▶ _What you have to do_
Count how many lines contain the word "seiner". Please give only the number.

Collection entries:

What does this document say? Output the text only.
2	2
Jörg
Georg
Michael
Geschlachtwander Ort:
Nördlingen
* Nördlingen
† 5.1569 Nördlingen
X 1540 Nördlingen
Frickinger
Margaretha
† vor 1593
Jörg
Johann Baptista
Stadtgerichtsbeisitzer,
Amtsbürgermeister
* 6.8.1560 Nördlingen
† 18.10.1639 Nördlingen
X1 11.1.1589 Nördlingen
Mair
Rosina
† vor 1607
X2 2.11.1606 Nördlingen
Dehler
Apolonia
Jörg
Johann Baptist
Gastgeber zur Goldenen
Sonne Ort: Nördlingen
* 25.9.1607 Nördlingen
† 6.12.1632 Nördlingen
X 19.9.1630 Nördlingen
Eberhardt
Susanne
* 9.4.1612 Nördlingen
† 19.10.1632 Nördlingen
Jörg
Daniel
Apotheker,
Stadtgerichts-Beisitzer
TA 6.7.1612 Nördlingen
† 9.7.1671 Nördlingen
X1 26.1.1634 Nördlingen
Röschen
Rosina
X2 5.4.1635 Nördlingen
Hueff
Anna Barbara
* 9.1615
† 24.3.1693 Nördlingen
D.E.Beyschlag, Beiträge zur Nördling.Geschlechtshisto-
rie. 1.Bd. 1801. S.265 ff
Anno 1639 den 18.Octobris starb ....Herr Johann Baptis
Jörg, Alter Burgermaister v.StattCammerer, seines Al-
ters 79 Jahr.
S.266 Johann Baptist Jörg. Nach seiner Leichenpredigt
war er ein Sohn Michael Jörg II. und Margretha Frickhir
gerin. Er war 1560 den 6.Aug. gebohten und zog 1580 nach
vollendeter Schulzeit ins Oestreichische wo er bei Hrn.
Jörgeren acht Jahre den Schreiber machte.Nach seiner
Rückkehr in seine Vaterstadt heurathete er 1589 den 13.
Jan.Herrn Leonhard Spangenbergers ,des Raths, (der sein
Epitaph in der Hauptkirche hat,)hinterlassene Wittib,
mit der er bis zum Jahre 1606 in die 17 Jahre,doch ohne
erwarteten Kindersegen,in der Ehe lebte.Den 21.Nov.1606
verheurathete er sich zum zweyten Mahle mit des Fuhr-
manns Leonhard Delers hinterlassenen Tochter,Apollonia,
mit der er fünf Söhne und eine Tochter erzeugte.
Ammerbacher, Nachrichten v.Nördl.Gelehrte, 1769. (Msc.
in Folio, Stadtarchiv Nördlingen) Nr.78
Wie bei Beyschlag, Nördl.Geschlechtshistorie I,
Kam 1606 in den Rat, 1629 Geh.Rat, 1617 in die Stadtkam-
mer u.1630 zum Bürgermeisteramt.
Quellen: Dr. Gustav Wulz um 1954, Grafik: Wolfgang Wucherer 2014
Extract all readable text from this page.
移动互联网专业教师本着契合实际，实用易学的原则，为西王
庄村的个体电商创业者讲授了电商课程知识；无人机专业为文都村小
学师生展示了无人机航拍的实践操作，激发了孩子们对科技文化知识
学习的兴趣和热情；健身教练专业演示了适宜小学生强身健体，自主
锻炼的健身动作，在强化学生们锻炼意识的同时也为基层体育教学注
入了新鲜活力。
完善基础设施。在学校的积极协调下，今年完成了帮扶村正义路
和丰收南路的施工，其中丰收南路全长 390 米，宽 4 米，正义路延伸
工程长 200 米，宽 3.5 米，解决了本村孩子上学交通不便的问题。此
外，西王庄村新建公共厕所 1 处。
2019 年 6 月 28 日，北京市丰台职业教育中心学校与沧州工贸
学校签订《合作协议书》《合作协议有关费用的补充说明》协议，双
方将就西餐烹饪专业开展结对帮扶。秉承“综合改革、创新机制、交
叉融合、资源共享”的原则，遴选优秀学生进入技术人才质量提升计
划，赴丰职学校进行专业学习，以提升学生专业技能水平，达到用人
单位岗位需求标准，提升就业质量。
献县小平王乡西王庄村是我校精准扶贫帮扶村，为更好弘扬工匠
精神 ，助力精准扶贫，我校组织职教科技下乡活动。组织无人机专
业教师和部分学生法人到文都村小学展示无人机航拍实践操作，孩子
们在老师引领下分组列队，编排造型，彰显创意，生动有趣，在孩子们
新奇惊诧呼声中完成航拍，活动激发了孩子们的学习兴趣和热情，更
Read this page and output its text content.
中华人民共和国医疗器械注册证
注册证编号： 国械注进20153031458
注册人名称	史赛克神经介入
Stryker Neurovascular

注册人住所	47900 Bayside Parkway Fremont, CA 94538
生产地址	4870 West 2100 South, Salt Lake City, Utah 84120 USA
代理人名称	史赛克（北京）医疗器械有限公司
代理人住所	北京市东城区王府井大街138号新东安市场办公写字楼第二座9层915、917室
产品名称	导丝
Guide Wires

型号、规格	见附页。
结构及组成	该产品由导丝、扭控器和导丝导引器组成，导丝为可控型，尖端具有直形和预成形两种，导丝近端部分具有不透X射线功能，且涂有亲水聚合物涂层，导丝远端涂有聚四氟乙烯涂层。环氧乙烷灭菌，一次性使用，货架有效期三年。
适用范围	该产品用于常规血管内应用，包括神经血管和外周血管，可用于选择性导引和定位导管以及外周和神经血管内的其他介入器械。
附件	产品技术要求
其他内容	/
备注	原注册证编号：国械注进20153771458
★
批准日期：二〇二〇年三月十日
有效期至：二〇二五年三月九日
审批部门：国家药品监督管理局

▶ _Exercise answer_
2